**** Provided information ****

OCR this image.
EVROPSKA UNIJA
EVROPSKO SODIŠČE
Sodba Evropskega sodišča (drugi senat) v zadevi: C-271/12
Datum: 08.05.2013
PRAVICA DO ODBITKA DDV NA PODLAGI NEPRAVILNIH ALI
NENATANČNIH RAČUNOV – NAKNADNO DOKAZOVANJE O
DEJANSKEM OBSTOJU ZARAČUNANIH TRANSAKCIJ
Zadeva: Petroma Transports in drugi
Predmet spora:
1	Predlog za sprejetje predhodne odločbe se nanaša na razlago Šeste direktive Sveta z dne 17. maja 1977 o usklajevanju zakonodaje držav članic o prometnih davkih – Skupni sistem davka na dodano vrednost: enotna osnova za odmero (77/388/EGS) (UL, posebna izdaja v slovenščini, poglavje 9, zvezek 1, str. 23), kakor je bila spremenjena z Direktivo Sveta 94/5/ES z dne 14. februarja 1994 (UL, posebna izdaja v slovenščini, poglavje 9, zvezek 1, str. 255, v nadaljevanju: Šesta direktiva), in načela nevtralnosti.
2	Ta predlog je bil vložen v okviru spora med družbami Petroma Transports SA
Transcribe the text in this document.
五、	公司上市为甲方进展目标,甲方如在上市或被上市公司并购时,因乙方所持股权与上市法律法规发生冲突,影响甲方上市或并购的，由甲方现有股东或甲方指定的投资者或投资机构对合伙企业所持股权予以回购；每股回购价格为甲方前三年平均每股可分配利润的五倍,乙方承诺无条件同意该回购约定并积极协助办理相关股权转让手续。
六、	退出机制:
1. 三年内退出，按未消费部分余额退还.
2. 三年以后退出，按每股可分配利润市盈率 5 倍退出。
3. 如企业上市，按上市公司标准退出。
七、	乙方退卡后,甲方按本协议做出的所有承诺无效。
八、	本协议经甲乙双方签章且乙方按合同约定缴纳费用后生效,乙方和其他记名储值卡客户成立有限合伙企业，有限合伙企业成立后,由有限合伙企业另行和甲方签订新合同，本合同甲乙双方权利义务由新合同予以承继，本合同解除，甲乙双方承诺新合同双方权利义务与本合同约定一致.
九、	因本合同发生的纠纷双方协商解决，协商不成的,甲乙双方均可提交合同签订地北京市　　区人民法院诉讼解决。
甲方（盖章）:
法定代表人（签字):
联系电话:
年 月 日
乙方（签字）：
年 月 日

****

**Task prompt:** Return each line of the records above exactly as it reads.

**Output below:**
OCR this image.
EVROPSKA UNIJA
EVROPSKO SODIŠČE
Sodba Evropskega sodišča (drugi senat) v zadevi: C-271/12
Datum: 08.05.2013
PRAVICA DO ODBITKA DDV NA PODLAGI NEPRAVILNIH ALI
NENATANČNIH RAČUNOV – NAKNADNO DOKAZOVANJE O
DEJANSKEM OBSTOJU ZARAČUNANIH TRANSAKCIJ
Zadeva: Petroma Transports in drugi
Predmet spora:
1	Predlog za sprejetje predhodne odločbe se nanaša na razlago Šeste direktive Sveta z dne 17. maja 1977 o usklajevanju zakonodaje držav članic o prometnih davkih – Skupni sistem davka na dodano vrednost: enotna osnova za odmero (77/388/EGS) (UL, posebna izdaja v slovenščini, poglavje 9, zvezek 1, str. 23), kakor je bila spremenjena z Direktivo Sveta 94/5/ES z dne 14. februarja 1994 (UL, posebna izdaja v slovenščini, poglavje 9, zvezek 1, str. 255, v nadaljevanju: Šesta direktiva), in načela nevtralnosti.
2	Ta predlog je bil vložen v okviru spora med družbami Petroma Transports SA
Transcribe the text in this document.
五、	公司上市为甲方进展目标,甲方如在上市或被上市公司并购时,因乙方所持股权与上市法律法规发生冲突,影响甲方上市或并购的，由甲方现有股东或甲方指定的投资者或投资机构对合伙企业所持股权予以回购；每股回购价格为甲方前三年平均每股可分配利润的五倍,乙方承诺无条件同意该回购约定并积极协助办理相关股权转让手续。
六、	退出机制:
1. 三年内退出，按未消费部分余额退还.
2. 三年以后退出，按每股可分配利润市盈率 5 倍退出。
3. 如企业上市，按上市公司标准退出。
七、	乙方退卡后,甲方按本协议做出的所有承诺无效。
八、	本协议经甲乙双方签章且乙方按合同约定缴纳费用后生效,乙方和其他记名储值卡客户成立有限合伙企业，有限合伙企业成立后,由有限合伙企业另行和甲方签订新合同，本合同甲乙双方权利义务由新合同予以承继，本合同解除，甲乙双方承诺新合同双方权利义务与本合同约定一致.
九、	因本合同发生的纠纷双方协商解决，协商不成的,甲乙双方均可提交合同签订地北京市　　区人民法院诉讼解决。
甲方（盖章）:
法定代表人（签字):
联系电话:
年 月 日
乙方（签字）：
年 月 日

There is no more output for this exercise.